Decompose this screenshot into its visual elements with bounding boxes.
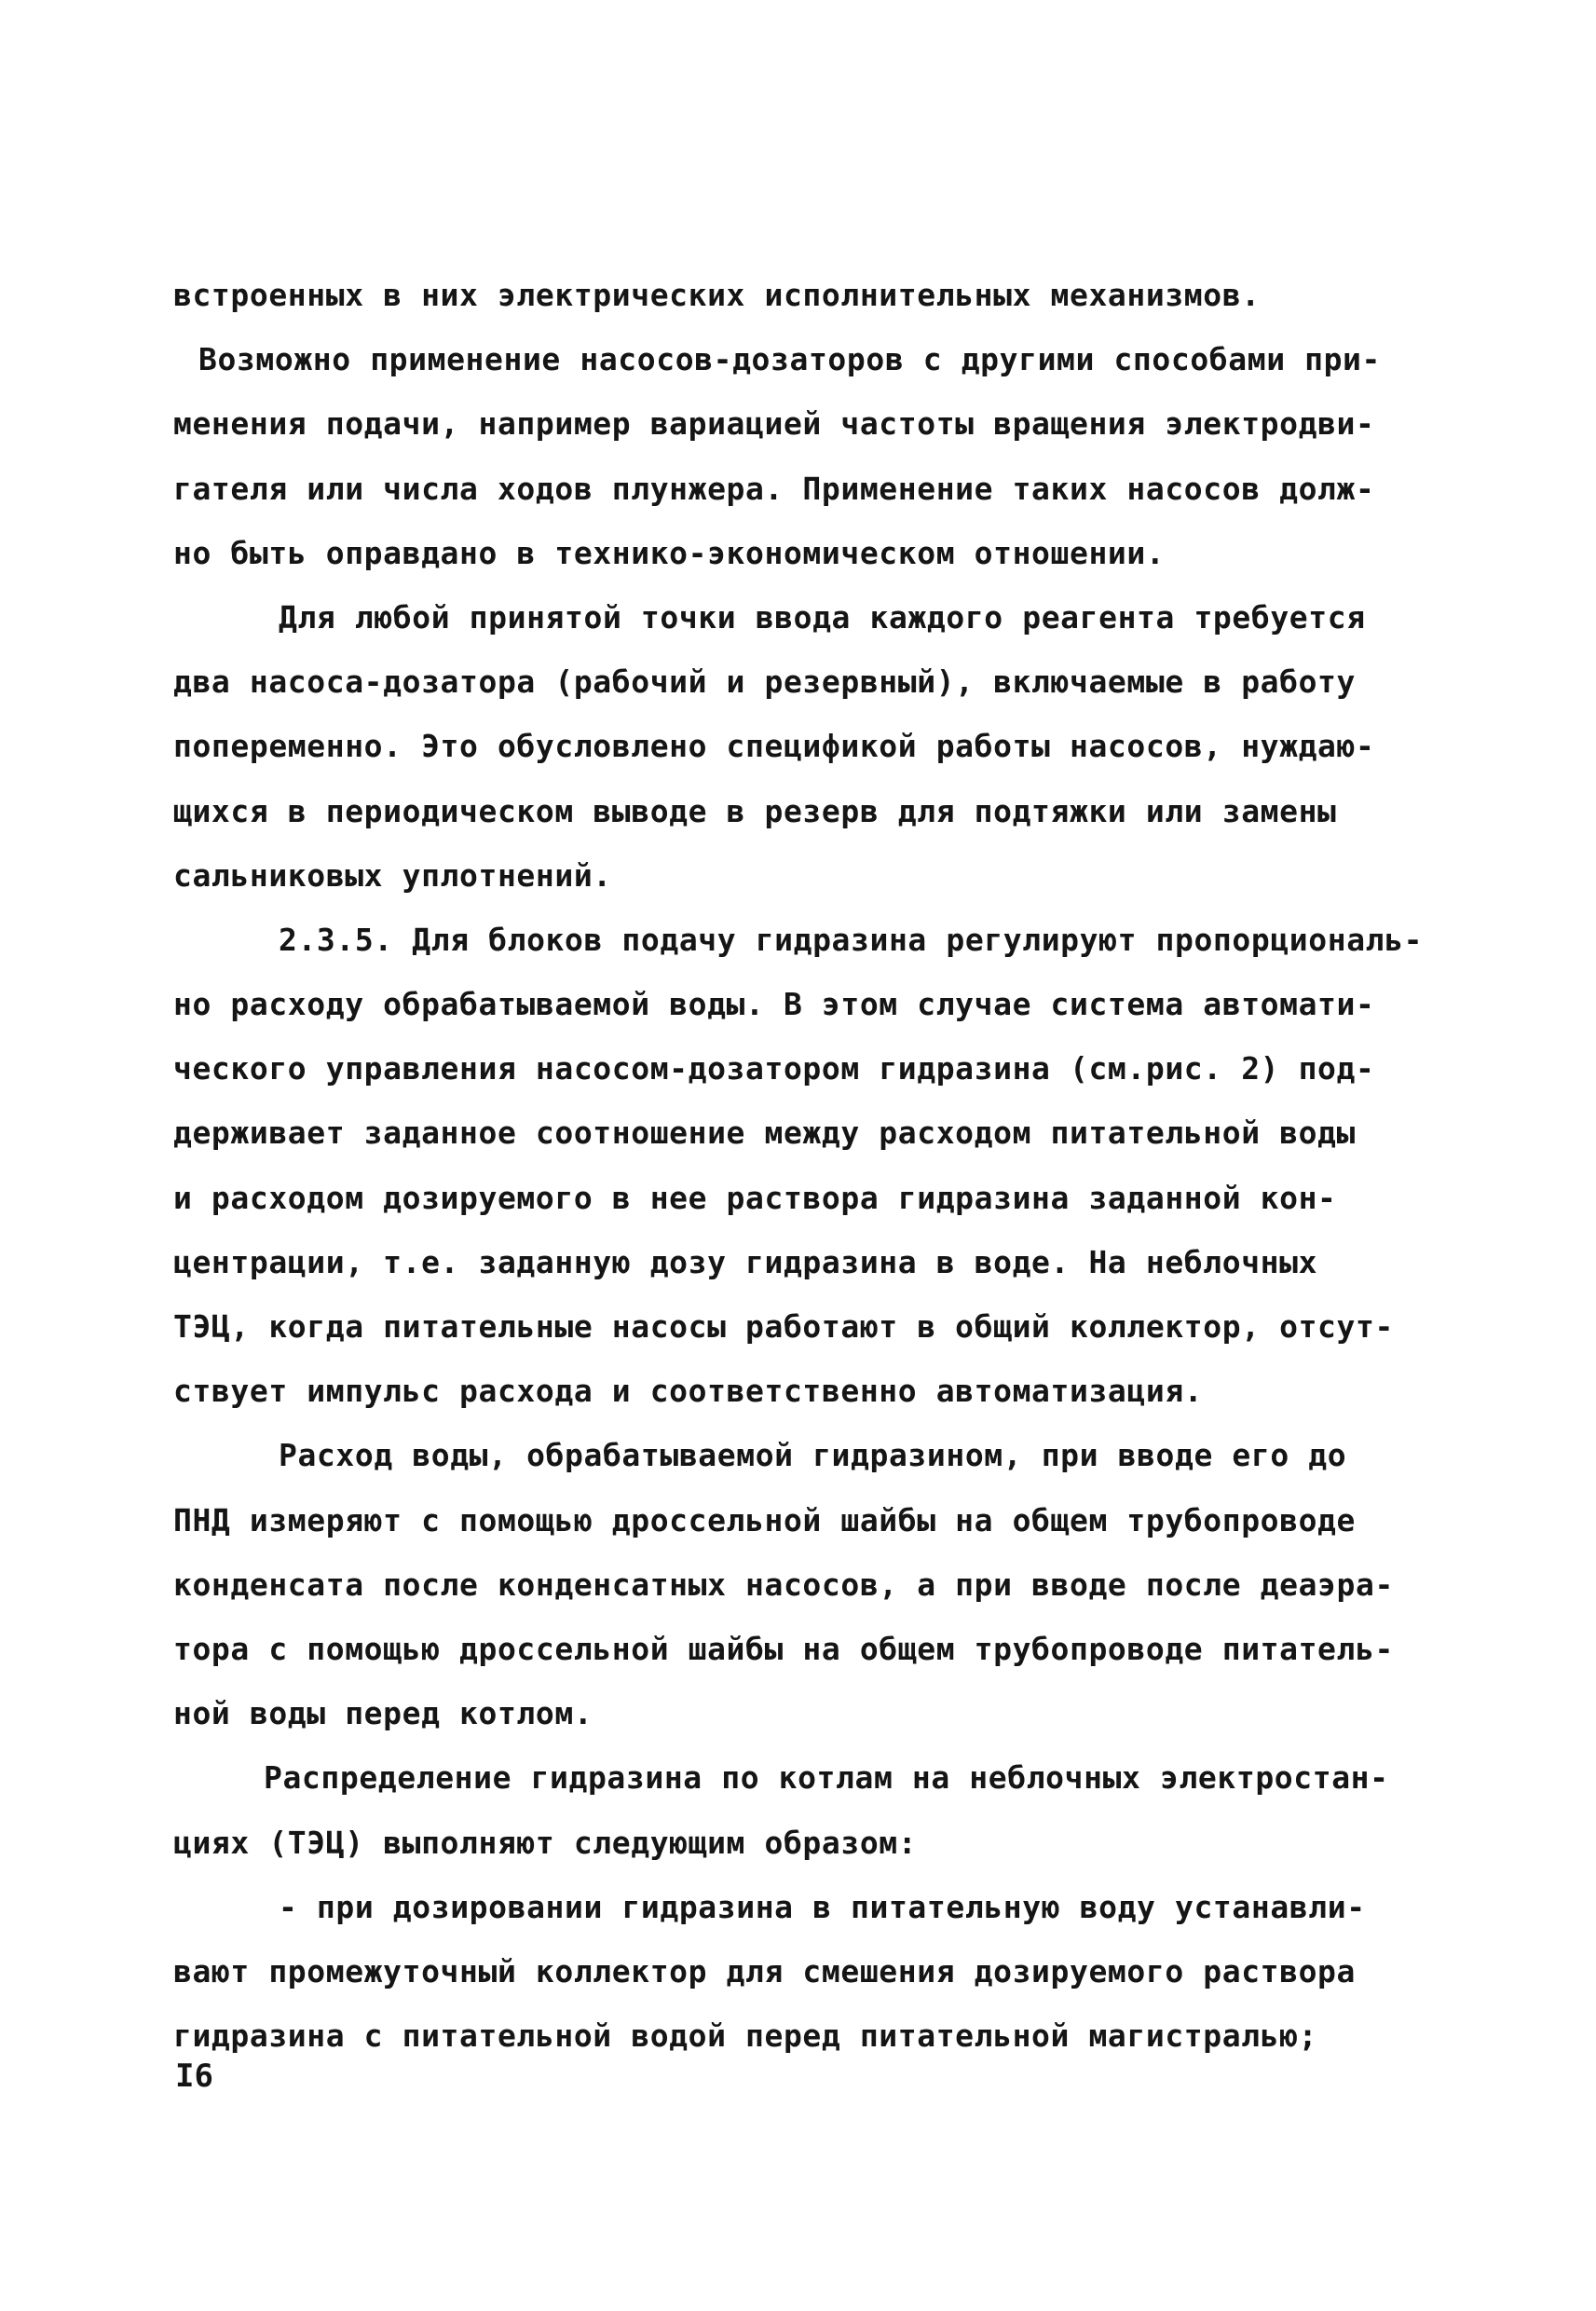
list-item: - при дозировании гидразина в питательную воду устанавли- [279, 1888, 1366, 1925]
text-line: два насоса-дозатора (рабочий и резервный), включаемые в работу [173, 663, 1356, 701]
text-line: но расходу обрабатываемой воды. В этом случае система автомати- [173, 986, 1375, 1023]
text-line: и расходом дозируемого в нее раствора гидразина заданной кон- [173, 1179, 1337, 1216]
text-line: ПНД измеряют с помощью дроссельной шайбы на общем трубопроводе [173, 1501, 1356, 1538]
text-line: тора с помощью дроссельной шайбы на общем трубопроводе питатель- [173, 1630, 1394, 1667]
text-line: Распределение гидразина по котлам на неблочных электростан- [264, 1759, 1389, 1797]
text-line: держивает заданное соотношение между расходом питательной воды [173, 1114, 1356, 1152]
section-paragraph-start: 2.3.5. Для блоков подачу гидразина регулируют пропорциональ- [279, 921, 1424, 958]
page-number: I6 [175, 2058, 213, 2095]
text-line: циях (ТЭЦ) выполняют следующим образом: [173, 1824, 918, 1861]
text-line: ной воды перед котлом. [173, 1695, 593, 1732]
text-line: щихся в периодическом выводе в резерв для подтяжки или замены [173, 792, 1337, 829]
text-line: Для любой принятой точки ввода каждого реагента требуется [279, 598, 1366, 636]
text-line: ТЭЦ, когда питательные насосы работают в общий коллектор, отсут- [173, 1308, 1394, 1345]
text-line: ствует импульс расхода и соответственно автоматизация. [173, 1373, 1204, 1410]
text-line: центрации, т.е. заданную дозу гидразина в воде. На неблочных [173, 1243, 1318, 1280]
text-line: но быть оправдано в технико-экономическом отношении. [173, 534, 1166, 571]
text-line: Возможно применение насосов-дозаторов с другими способами при- [198, 341, 1381, 378]
text-line: встроенных в них электрических исполнительных механизмов. [173, 277, 1261, 313]
text-line: гателя или числа ходов плунжера. Применение таких насосов долж- [173, 470, 1375, 507]
text-line: ческого управления насосом-дозатором гидразина (см.рис. 2) под- [173, 1050, 1375, 1087]
text-line: Расход воды, обрабатываемой гидразином, при вводе его до [279, 1437, 1347, 1474]
text-line: менения подачи, например вариацией частоты вращения электродви- [173, 405, 1375, 443]
text-line: гидразина с питательной водой перед питательной магистралью; [173, 2017, 1318, 2055]
body-text [173, 263, 1450, 2068]
text-line: попеременно. Это обусловлено спецификой работы насосов, нуждаю- [173, 728, 1375, 765]
text-line: конденсата после конденсатных насосов, а при вводе после деаэра- [173, 1566, 1394, 1603]
text-line: сальниковых уплотнений. [173, 856, 612, 894]
text-line: вают промежуточный коллектор для смешения дозируемого раствора [173, 1952, 1356, 1990]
· · ·
Update every line of the items above by changing "дроссельной шайбы" to "расходомерной шайбы" and keeping everything else the same. Leave the picture out.

Decompose this screenshot into its visual elements with bounding boxes.
list-item: - при дозировании гидразина в питательную воду устанавли- [279, 1888, 1366, 1925]
text-line: два насоса-дозатора (рабочий и резервный), включаемые в работу [173, 663, 1356, 701]
text-line: но расходу обрабатываемой воды. В этом случае система автомати- [173, 986, 1375, 1023]
text-line: и расходом дозируемого в нее раствора гидразина заданной кон- [173, 1179, 1337, 1216]
text-line: ПНД измеряют с помощью расходомерной шайбы на общем трубопроводе [173, 1501, 1356, 1538]
text-line: тора с помощью расходомерной шайбы на общем трубопроводе питатель- [173, 1630, 1394, 1667]
text-line: Распределение гидразина по котлам на неблочных электростан- [264, 1759, 1389, 1797]
text-line: держивает заданное соотношение между расходом питательной воды [173, 1114, 1356, 1152]
section-paragraph-start: 2.3.5. Для блоков подачу гидразина регулируют пропорциональ- [279, 921, 1424, 958]
page-number: I6 [175, 2058, 213, 2095]
text-line: циях (ТЭЦ) выполняют следующим образом: [173, 1824, 918, 1861]
text-line: ной воды перед котлом. [173, 1695, 593, 1732]
text-line: щихся в периодическом выводе в резерв для подтяжки или замены [173, 792, 1337, 829]
text-line: Для любой принятой точки ввода каждого реагента требуется [279, 598, 1366, 636]
text-line: ТЭЦ, когда питательные насосы работают в общий коллектор, отсут- [173, 1308, 1394, 1345]
text-line: ствует импульс расхода и соответственно автоматизация. [173, 1373, 1204, 1410]
text-line: центрации, т.е. заданную дозу гидразина в воде. На неблочных [173, 1243, 1318, 1280]
text-line: но быть оправдано в технико-экономическом отношении. [173, 534, 1166, 571]
text-line: Возможно применение насосов-дозаторов с другими способами при- [198, 341, 1381, 378]
text-line: встроенных в них электрических исполнительных механизмов. [173, 277, 1261, 313]
text-line: гателя или числа ходов плунжера. Применение таких насосов долж- [173, 470, 1375, 507]
text-line: ческого управления насосом-дозатором гидразина (см.рис. 2) под- [173, 1050, 1375, 1087]
text-line: Расход воды, обрабатываемой гидразином, при вводе его до [279, 1437, 1347, 1474]
text-line: менения подачи, например вариацией частоты вращения электродви- [173, 405, 1375, 443]
text-line: гидразина с питательной водой перед питательной магистралью; [173, 2017, 1318, 2055]
body-text [173, 263, 1450, 2068]
text-line: попеременно. Это обусловлено спецификой работы насосов, нуждаю- [173, 728, 1375, 765]
text-line: конденсата после конденсатных насосов, а при вводе после деаэра- [173, 1566, 1394, 1603]
text-line: сальниковых уплотнений. [173, 856, 612, 894]
text-line: вают промежуточный коллектор для смешения дозируемого раствора [173, 1952, 1356, 1990]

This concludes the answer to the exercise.